_Given task_:
Write the listing below out again exactly, dropping the images.

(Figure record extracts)
* * *

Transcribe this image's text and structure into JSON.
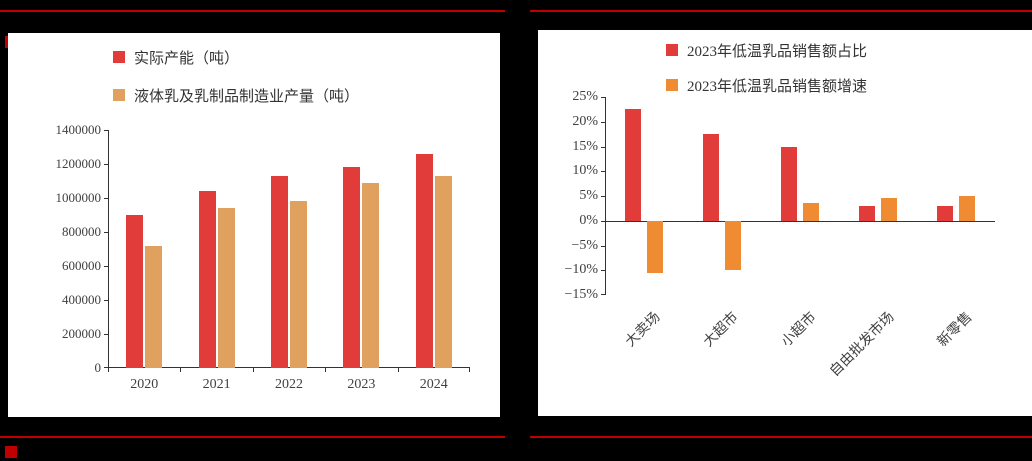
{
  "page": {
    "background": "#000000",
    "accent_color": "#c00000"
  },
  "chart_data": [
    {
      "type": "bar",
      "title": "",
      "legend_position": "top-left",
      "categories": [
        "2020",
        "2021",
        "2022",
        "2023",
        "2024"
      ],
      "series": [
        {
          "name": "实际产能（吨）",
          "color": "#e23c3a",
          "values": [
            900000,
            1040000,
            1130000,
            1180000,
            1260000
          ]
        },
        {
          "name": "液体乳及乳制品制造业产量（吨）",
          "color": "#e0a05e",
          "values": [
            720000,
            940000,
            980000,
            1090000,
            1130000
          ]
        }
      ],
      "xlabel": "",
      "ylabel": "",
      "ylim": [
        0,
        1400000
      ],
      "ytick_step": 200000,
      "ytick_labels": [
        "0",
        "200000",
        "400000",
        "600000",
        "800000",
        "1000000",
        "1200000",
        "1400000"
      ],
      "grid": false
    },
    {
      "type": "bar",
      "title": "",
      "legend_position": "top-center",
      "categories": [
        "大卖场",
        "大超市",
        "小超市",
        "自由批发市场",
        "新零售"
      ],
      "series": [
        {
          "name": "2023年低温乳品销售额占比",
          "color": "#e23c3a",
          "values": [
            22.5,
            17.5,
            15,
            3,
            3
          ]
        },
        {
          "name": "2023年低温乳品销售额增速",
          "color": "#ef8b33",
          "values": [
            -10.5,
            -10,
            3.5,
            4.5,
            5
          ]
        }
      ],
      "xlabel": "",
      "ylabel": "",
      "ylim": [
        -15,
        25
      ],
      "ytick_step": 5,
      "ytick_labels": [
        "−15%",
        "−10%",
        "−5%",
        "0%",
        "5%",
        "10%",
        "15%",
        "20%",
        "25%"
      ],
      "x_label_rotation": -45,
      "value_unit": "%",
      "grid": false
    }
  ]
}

* * *

_Finished answer_:
Transcribe this image's text and structure into JSON.
{
  "page": {
    "background": "#000000",
    "accent_color": "#c00000"
  },
  "chart_data": [
    {
      "type": "bar",
      "title": "",
      "legend_position": "top-left",
      "categories": [
        "2020",
        "2021",
        "2022",
        "2023",
        "2024"
      ],
      "series": [
        {
          "name": "实际产能（吨）",
          "color": "#e23c3a",
          "values": [
            900000,
            1040000,
            1130000,
            1180000,
            1260000
          ]
        },
        {
          "name": "液体乳及乳制品制造业产量（吨）",
          "color": "#e0a05e",
          "values": [
            720000,
            940000,
            980000,
            1090000,
            1130000
          ]
        }
      ],
      "xlabel": "",
      "ylabel": "",
      "ylim": [
        0,
        1400000
      ],
      "ytick_step": 200000,
      "ytick_labels": [
        "0",
        "200000",
        "400000",
        "600000",
        "800000",
        "1000000",
        "1200000",
        "1400000"
      ],
      "grid": false
    },
    {
      "type": "bar",
      "title": "",
      "legend_position": "top-center",
      "categories": [
        "大卖场",
        "大超市",
        "小超市",
        "自由批发市场",
        "新零售"
      ],
      "series": [
        {
          "name": "2023年低温乳品销售额占比",
          "color": "#e23c3a",
          "values": [
            22.5,
            17.5,
            15,
            3,
            3
          ]
        },
        {
          "name": "2023年低温乳品销售额增速",
          "color": "#ef8b33",
          "values": [
            -10.5,
            -10,
            3.5,
            4.5,
            5
          ]
        }
      ],
      "xlabel": "",
      "ylabel": "",
      "ylim": [
        -15,
        25
      ],
      "ytick_step": 5,
      "ytick_labels": [
        "−15%",
        "−10%",
        "−5%",
        "0%",
        "5%",
        "10%",
        "15%",
        "20%",
        "25%"
      ],
      "x_label_rotation": -45,
      "value_unit": "%",
      "grid": false
    }
  ]
}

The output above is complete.